Instruction
Type the records out again in full, exactly.

Input
----

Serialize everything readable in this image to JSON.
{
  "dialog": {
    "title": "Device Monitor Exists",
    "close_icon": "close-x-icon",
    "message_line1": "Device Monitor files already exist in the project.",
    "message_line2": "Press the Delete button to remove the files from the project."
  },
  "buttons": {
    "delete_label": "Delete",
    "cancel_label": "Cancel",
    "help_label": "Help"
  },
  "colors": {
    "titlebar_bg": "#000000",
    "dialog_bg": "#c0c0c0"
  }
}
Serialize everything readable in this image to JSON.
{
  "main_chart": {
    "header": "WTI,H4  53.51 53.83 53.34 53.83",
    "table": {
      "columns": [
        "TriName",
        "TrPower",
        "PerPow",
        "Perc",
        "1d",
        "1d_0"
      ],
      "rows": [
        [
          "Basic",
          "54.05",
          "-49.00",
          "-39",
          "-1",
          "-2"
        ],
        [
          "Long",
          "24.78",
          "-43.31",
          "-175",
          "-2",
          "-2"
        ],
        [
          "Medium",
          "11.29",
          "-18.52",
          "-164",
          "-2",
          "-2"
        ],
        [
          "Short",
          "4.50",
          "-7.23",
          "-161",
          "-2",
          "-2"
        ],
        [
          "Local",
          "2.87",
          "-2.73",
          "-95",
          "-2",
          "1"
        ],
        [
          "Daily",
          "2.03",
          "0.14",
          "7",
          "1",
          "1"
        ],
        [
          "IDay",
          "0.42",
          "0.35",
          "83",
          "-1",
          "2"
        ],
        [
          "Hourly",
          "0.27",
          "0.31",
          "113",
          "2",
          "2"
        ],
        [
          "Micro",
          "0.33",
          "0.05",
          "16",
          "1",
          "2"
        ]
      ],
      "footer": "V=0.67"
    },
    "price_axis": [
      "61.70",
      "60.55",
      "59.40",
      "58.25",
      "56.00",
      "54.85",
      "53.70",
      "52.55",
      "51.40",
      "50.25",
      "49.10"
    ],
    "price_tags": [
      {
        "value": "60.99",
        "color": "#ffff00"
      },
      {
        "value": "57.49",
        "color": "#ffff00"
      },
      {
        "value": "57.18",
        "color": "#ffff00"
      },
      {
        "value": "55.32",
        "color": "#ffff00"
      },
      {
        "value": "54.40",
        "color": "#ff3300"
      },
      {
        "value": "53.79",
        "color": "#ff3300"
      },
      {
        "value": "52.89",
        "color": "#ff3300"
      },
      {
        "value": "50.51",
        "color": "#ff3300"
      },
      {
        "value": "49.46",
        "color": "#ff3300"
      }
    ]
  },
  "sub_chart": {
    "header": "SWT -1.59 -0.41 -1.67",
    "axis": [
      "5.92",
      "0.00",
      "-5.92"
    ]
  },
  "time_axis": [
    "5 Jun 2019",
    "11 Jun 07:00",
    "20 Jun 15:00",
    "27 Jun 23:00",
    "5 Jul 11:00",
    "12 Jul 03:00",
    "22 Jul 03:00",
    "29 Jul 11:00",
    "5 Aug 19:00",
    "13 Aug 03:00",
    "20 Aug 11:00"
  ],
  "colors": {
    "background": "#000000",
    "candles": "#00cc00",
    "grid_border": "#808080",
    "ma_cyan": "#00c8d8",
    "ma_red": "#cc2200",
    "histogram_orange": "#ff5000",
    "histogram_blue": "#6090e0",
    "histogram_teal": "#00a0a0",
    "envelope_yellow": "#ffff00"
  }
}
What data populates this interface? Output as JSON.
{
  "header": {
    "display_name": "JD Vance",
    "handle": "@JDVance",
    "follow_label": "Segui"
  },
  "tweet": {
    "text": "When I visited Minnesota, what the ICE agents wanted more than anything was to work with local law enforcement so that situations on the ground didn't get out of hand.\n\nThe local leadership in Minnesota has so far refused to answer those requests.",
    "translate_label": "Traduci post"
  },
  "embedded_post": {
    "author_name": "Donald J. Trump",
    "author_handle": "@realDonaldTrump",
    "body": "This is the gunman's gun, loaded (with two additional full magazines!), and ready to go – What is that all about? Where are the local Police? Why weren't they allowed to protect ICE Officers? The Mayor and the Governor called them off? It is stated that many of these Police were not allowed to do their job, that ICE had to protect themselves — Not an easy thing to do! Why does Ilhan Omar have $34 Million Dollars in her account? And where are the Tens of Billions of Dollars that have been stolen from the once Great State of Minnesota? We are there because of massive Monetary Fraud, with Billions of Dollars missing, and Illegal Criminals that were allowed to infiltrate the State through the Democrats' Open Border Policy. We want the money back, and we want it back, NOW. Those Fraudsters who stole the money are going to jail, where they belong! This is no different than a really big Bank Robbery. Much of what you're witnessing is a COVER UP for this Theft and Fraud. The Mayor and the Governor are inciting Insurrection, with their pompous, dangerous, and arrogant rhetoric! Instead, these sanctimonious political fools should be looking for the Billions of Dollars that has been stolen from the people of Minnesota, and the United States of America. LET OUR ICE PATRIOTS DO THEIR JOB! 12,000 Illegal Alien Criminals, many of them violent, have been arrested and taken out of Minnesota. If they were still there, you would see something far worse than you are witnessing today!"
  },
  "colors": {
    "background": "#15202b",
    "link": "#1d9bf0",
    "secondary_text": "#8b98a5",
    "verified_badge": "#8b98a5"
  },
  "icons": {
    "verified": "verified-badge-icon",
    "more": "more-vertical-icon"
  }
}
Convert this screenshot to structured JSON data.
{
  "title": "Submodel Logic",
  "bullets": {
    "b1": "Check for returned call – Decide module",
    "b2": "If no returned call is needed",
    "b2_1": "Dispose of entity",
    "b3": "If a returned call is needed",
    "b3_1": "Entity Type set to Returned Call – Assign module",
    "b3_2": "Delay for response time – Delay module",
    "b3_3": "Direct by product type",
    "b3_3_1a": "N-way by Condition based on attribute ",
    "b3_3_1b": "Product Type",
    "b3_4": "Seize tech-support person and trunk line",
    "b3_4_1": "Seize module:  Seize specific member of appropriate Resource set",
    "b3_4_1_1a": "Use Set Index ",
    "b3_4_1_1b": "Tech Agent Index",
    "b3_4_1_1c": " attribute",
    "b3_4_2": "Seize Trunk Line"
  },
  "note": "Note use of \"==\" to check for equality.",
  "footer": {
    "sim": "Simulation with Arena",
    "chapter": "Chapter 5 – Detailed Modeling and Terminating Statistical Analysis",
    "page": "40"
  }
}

----

Exercise solution
Serialize everything readable in this image to JSON.
{
  "dialog": {
    "title": "Device Monitor Exists",
    "close_icon": "close-x-icon",
    "message_line1": "Device Monitor files already exist in the project.",
    "message_line2": "Press the Delete button to remove the files from the project."
  },
  "buttons": {
    "delete_label": "Delete",
    "cancel_label": "Cancel",
    "help_label": "Help"
  },
  "colors": {
    "titlebar_bg": "#000000",
    "dialog_bg": "#c0c0c0"
  }
}
Serialize everything readable in this image to JSON.
{
  "main_chart": {
    "header": "WTI,H4  53.51 53.83 53.34 53.83",
    "table": {
      "columns": [
        "TriName",
        "TrPower",
        "PerPow",
        "Perc",
        "1d",
        "1d_0"
      ],
      "rows": [
        [
          "Basic",
          "54.05",
          "-49.00",
          "-39",
          "-1",
          "-2"
        ],
        [
          "Long",
          "24.78",
          "-43.31",
          "-175",
          "-2",
          "-2"
        ],
        [
          "Medium",
          "11.29",
          "-18.52",
          "-164",
          "-2",
          "-2"
        ],
        [
          "Short",
          "4.50",
          "-7.23",
          "-161",
          "-2",
          "-2"
        ],
        [
          "Local",
          "2.87",
          "-2.73",
          "-95",
          "-2",
          "1"
        ],
        [
          "Daily",
          "2.03",
          "0.14",
          "7",
          "1",
          "1"
        ],
        [
          "IDay",
          "0.42",
          "0.35",
          "83",
          "-1",
          "2"
        ],
        [
          "Hourly",
          "0.27",
          "0.31",
          "113",
          "2",
          "2"
        ],
        [
          "Micro",
          "0.33",
          "0.05",
          "16",
          "1",
          "2"
        ]
      ],
      "footer": "V=0.67"
    },
    "price_axis": [
      "61.70",
      "60.55",
      "59.40",
      "58.25",
      "56.00",
      "54.85",
      "53.70",
      "52.55",
      "51.40",
      "50.25",
      "49.10"
    ],
    "price_tags": [
      {
        "value": "60.99",
        "color": "#ffff00"
      },
      {
        "value": "57.49",
        "color": "#ffff00"
      },
      {
        "value": "57.18",
        "color": "#ffff00"
      },
      {
        "value": "55.32",
        "color": "#ffff00"
      },
      {
        "value": "54.40",
        "color": "#ff3300"
      },
      {
        "value": "53.79",
        "color": "#ff3300"
      },
      {
        "value": "52.89",
        "color": "#ff3300"
      },
      {
        "value": "50.51",
        "color": "#ff3300"
      },
      {
        "value": "49.46",
        "color": "#ff3300"
      }
    ]
  },
  "sub_chart": {
    "header": "SWT -1.59 -0.41 -1.67",
    "axis": [
      "5.92",
      "0.00",
      "-5.92"
    ]
  },
  "time_axis": [
    "5 Jun 2019",
    "11 Jun 07:00",
    "20 Jun 15:00",
    "27 Jun 23:00",
    "5 Jul 11:00",
    "12 Jul 03:00",
    "22 Jul 03:00",
    "29 Jul 11:00",
    "5 Aug 19:00",
    "13 Aug 03:00",
    "20 Aug 11:00"
  ],
  "colors": {
    "background": "#000000",
    "candles": "#00cc00",
    "grid_border": "#808080",
    "ma_cyan": "#00c8d8",
    "ma_red": "#cc2200",
    "histogram_orange": "#ff5000",
    "histogram_blue": "#6090e0",
    "histogram_teal": "#00a0a0",
    "envelope_yellow": "#ffff00"
  }
}
What data populates this interface? Output as JSON.
{
  "header": {
    "display_name": "JD Vance",
    "handle": "@JDVance",
    "follow_label": "Segui"
  },
  "tweet": {
    "text": "When I visited Minnesota, what the ICE agents wanted more than anything was to work with local law enforcement so that situations on the ground didn't get out of hand.\n\nThe local leadership in Minnesota has so far refused to answer those requests.",
    "translate_label": "Traduci post"
  },
  "embedded_post": {
    "author_name": "Donald J. Trump",
    "author_handle": "@realDonaldTrump",
    "body": "This is the gunman's gun, loaded (with two additional full magazines!), and ready to go – What is that all about? Where are the local Police? Why weren't they allowed to protect ICE Officers? The Mayor and the Governor called them off? It is stated that many of these Police were not allowed to do their job, that ICE had to protect themselves — Not an easy thing to do! Why does Ilhan Omar have $34 Million Dollars in her account? And where are the Tens of Billions of Dollars that have been stolen from the once Great State of Minnesota? We are there because of massive Monetary Fraud, with Billions of Dollars missing, and Illegal Criminals that were allowed to infiltrate the State through the Democrats' Open Border Policy. We want the money back, and we want it back, NOW. Those Fraudsters who stole the money are going to jail, where they belong! This is no different than a really big Bank Robbery. Much of what you're witnessing is a COVER UP for this Theft and Fraud. The Mayor and the Governor are inciting Insurrection, with their pompous, dangerous, and arrogant rhetoric! Instead, these sanctimonious political fools should be looking for the Billions of Dollars that has been stolen from the people of Minnesota, and the United States of America. LET OUR ICE PATRIOTS DO THEIR JOB! 12,000 Illegal Alien Criminals, many of them violent, have been arrested and taken out of Minnesota. If they were still there, you would see something far worse than you are witnessing today!"
  },
  "colors": {
    "background": "#15202b",
    "link": "#1d9bf0",
    "secondary_text": "#8b98a5",
    "verified_badge": "#8b98a5"
  },
  "icons": {
    "verified": "verified-badge-icon",
    "more": "more-vertical-icon"
  }
}
Convert this screenshot to structured JSON data.
{
  "title": "Submodel Logic",
  "bullets": {
    "b1": "Check for returned call – Decide module",
    "b2": "If no returned call is needed",
    "b2_1": "Dispose of entity",
    "b3": "If a returned call is needed",
    "b3_1": "Entity Type set to Returned Call – Assign module",
    "b3_2": "Delay for response time – Delay module",
    "b3_3": "Direct by product type",
    "b3_3_1a": "N-way by Condition based on attribute ",
    "b3_3_1b": "Product Type",
    "b3_4": "Seize tech-support person and trunk line",
    "b3_4_1": "Seize module:  Seize specific member of appropriate Resource set",
    "b3_4_1_1a": "Use Set Index ",
    "b3_4_1_1b": "Tech Agent Index",
    "b3_4_1_1c": " attribute",
    "b3_4_2": "Seize Trunk Line"
  },
  "note": "Note use of \"==\" to check for equality.",
  "footer": {
    "sim": "Simulation with Arena",
    "chapter": "Chapter 5 – Detailed Modeling and Terminating Statistical Analysis",
    "page": "40"
  }
}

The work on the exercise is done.